DESCRIPTION OF THE TASK — Below are the records; collect from them each line containing the string "Byte".

SUPPLIED DATA —
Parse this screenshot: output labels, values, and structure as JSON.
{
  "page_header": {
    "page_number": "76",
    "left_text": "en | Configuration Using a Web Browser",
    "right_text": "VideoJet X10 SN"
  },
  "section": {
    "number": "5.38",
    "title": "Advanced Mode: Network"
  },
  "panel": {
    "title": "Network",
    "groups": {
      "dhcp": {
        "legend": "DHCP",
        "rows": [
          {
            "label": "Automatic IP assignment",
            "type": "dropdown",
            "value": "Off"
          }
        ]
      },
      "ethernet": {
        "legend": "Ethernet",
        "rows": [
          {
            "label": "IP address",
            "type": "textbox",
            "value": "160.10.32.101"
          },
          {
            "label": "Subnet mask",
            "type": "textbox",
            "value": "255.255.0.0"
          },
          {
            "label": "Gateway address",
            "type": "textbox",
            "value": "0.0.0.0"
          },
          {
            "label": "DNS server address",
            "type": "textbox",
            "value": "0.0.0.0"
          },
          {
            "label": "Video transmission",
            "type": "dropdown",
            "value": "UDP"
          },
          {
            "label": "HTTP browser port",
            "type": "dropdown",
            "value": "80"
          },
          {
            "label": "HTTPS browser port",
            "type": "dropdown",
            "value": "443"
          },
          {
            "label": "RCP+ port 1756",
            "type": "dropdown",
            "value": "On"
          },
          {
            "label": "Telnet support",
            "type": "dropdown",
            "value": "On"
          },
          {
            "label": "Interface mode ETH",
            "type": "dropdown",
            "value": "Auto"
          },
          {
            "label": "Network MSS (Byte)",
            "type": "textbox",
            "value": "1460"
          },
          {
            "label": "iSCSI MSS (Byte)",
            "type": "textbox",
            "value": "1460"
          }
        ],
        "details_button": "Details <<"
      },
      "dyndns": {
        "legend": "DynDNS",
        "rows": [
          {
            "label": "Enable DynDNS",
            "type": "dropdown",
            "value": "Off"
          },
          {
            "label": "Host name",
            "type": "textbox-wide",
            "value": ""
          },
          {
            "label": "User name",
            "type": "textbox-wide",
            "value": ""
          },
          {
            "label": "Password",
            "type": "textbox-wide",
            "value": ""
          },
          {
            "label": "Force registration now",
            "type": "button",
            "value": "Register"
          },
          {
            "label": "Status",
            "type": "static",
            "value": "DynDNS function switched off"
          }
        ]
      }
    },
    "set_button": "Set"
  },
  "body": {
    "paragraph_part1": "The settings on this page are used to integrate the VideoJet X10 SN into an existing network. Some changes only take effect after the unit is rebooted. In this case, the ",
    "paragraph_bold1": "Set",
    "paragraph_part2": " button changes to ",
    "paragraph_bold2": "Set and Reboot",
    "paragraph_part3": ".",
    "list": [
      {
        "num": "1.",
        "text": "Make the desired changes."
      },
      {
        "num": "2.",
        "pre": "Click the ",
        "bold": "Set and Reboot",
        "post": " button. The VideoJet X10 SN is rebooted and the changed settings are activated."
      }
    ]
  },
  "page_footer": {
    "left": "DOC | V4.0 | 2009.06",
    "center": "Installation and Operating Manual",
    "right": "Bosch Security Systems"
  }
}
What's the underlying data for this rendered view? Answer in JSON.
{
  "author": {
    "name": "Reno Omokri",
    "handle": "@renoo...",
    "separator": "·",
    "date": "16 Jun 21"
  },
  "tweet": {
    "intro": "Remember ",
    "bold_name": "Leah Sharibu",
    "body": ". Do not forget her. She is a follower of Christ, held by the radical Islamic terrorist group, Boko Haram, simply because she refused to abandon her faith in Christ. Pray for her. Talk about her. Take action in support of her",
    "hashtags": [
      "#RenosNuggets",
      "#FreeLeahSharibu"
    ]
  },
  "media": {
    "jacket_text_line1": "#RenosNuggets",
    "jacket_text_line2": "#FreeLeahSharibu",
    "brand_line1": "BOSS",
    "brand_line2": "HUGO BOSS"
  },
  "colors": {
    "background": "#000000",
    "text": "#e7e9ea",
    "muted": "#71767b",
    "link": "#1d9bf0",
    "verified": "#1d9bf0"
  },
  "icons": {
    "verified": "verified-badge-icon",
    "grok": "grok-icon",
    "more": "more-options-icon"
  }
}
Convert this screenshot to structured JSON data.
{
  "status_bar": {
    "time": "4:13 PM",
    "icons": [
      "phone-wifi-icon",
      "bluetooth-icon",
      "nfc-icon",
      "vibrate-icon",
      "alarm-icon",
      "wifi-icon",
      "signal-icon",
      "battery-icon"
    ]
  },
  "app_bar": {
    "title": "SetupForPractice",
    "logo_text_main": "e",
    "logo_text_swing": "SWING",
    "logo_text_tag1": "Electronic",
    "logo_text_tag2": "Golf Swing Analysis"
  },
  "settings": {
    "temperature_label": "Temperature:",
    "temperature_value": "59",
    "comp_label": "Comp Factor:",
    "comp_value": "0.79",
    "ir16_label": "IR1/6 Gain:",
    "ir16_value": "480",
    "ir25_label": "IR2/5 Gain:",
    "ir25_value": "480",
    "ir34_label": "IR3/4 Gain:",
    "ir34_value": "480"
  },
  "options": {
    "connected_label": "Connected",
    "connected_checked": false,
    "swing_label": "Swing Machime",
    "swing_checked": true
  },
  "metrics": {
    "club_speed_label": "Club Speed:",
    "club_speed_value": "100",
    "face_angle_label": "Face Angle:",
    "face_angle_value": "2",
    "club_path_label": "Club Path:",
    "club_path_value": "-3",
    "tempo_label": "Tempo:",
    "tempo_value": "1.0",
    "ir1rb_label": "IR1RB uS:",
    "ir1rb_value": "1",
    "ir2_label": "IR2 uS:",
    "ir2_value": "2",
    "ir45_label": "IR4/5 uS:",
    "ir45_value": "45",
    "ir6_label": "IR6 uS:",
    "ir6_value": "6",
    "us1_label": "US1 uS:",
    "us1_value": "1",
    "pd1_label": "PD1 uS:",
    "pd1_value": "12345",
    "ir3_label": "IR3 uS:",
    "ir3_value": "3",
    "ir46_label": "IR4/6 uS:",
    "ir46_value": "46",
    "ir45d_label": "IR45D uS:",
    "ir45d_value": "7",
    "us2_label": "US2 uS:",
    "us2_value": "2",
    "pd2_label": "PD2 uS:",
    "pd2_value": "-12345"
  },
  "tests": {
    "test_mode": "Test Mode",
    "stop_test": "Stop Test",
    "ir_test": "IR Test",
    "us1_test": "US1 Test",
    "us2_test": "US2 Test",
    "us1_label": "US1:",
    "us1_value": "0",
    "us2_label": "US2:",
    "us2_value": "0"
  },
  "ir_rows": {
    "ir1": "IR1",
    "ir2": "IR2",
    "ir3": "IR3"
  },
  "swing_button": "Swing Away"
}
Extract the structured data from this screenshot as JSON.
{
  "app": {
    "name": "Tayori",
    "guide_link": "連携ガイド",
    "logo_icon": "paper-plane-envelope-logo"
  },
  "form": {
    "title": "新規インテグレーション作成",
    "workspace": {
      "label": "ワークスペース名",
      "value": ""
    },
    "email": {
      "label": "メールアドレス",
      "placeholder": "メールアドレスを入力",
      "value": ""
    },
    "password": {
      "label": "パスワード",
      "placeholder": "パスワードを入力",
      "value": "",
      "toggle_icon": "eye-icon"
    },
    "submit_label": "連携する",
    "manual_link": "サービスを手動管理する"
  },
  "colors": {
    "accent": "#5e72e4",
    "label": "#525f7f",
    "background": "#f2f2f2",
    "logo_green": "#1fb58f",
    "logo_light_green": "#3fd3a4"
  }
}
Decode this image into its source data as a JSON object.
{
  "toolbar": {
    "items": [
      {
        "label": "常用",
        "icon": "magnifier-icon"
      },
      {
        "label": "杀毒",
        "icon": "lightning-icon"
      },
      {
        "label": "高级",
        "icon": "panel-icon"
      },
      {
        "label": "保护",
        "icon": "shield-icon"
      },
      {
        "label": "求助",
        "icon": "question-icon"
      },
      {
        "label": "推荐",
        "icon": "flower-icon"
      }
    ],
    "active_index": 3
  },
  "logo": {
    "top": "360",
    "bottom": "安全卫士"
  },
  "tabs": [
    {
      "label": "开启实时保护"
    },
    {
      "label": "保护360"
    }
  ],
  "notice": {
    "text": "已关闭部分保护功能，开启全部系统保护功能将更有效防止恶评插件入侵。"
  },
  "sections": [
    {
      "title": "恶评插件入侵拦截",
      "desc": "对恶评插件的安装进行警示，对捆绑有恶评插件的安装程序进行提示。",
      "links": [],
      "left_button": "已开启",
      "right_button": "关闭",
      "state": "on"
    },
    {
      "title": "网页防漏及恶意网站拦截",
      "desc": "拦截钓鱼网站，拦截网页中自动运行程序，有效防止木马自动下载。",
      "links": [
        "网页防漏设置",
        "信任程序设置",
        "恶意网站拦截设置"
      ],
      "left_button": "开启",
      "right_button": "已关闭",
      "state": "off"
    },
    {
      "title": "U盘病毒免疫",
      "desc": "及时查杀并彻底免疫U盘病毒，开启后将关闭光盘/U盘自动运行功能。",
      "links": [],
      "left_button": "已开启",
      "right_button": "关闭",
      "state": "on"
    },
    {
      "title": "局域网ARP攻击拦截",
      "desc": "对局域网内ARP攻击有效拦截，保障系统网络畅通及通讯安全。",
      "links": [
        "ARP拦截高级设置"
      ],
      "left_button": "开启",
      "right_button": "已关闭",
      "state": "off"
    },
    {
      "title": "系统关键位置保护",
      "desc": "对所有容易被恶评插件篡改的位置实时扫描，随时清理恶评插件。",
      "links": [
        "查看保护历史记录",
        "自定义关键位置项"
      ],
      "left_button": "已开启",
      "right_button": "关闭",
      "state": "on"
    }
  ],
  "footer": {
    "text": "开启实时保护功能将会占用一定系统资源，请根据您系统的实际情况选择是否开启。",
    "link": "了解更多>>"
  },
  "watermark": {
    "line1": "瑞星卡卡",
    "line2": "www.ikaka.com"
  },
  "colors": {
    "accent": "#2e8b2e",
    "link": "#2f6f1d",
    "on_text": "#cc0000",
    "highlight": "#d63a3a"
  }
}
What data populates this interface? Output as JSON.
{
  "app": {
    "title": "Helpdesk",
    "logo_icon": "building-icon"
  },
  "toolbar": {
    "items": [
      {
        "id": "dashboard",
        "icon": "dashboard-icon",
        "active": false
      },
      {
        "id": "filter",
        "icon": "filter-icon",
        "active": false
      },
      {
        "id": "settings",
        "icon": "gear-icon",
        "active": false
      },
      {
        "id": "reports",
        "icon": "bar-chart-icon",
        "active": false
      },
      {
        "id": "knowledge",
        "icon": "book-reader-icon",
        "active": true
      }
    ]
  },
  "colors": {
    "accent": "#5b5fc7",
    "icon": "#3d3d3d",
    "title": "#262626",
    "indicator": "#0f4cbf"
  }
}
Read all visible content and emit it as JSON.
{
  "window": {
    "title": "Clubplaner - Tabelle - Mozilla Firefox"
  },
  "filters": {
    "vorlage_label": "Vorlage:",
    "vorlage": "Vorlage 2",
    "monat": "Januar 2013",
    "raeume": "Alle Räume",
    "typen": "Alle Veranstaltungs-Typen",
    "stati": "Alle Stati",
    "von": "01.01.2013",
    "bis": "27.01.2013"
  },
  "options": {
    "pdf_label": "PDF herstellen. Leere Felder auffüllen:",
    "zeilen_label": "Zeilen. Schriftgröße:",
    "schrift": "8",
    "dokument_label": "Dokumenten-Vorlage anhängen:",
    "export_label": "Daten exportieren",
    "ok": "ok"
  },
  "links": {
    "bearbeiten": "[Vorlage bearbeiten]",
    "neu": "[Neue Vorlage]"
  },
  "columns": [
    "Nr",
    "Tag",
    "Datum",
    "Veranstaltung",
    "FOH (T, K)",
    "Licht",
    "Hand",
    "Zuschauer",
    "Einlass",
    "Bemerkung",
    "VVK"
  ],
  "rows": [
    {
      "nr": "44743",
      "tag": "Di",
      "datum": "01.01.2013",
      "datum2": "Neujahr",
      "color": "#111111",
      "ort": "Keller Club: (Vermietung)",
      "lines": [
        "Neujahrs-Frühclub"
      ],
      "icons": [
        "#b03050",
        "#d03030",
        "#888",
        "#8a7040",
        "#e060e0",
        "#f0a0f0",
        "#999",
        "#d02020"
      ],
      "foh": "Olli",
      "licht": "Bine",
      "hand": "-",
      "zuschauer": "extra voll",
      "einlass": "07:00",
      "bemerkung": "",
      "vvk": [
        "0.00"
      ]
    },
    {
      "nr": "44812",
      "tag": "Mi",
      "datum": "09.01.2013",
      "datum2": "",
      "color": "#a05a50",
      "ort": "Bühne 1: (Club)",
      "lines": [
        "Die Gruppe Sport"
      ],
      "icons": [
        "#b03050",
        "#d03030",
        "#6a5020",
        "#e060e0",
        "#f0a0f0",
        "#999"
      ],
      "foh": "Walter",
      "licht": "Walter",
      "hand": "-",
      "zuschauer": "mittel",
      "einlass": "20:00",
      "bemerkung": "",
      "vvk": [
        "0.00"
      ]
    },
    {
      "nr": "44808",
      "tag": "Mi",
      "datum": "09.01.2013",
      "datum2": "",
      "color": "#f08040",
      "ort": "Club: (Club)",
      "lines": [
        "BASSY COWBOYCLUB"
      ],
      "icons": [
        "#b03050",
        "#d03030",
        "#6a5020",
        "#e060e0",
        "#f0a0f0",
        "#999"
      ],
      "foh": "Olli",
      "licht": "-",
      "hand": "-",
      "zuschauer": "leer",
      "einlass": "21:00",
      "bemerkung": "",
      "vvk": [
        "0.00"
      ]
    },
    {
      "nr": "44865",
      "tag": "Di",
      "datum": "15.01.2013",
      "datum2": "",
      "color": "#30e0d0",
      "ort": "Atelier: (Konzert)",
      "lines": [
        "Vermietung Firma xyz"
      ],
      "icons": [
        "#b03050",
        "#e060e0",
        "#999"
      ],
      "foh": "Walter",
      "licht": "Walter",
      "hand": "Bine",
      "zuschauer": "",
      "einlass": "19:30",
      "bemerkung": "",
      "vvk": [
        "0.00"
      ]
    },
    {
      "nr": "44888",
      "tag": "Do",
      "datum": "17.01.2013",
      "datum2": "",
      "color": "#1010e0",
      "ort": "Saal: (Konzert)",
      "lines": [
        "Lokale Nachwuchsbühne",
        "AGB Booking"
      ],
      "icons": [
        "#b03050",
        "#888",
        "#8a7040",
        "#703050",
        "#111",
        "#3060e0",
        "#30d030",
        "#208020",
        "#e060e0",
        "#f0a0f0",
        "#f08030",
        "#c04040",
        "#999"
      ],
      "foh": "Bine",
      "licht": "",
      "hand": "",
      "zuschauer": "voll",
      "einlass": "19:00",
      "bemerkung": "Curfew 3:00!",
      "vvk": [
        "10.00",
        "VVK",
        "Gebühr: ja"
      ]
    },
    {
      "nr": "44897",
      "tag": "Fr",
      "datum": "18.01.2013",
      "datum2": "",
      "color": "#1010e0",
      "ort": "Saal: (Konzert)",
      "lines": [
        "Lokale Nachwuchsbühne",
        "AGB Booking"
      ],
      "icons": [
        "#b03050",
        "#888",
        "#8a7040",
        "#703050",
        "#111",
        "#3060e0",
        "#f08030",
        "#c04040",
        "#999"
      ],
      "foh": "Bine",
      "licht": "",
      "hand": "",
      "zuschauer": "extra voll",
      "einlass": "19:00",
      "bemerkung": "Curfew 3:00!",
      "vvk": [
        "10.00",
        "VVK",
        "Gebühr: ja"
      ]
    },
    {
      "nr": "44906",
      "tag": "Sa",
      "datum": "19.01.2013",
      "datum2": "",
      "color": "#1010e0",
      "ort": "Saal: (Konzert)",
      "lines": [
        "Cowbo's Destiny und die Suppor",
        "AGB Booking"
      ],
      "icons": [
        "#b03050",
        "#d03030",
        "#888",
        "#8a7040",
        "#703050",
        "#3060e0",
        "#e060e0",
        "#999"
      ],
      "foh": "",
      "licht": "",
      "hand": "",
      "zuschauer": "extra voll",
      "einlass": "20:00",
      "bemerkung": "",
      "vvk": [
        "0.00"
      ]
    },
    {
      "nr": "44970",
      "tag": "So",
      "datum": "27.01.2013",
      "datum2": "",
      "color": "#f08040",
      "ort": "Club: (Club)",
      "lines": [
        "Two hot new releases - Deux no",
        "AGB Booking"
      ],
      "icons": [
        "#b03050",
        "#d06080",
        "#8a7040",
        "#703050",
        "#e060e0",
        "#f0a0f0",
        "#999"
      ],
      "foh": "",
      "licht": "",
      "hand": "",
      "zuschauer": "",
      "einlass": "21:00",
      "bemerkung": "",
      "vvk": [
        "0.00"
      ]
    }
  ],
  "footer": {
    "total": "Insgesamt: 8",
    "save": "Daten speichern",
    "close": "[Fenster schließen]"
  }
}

ANSWER FOR THIS EXERCISE —
            "label": "Network MSS (Byte)",
            "label": "iSCSI MSS (Byte)",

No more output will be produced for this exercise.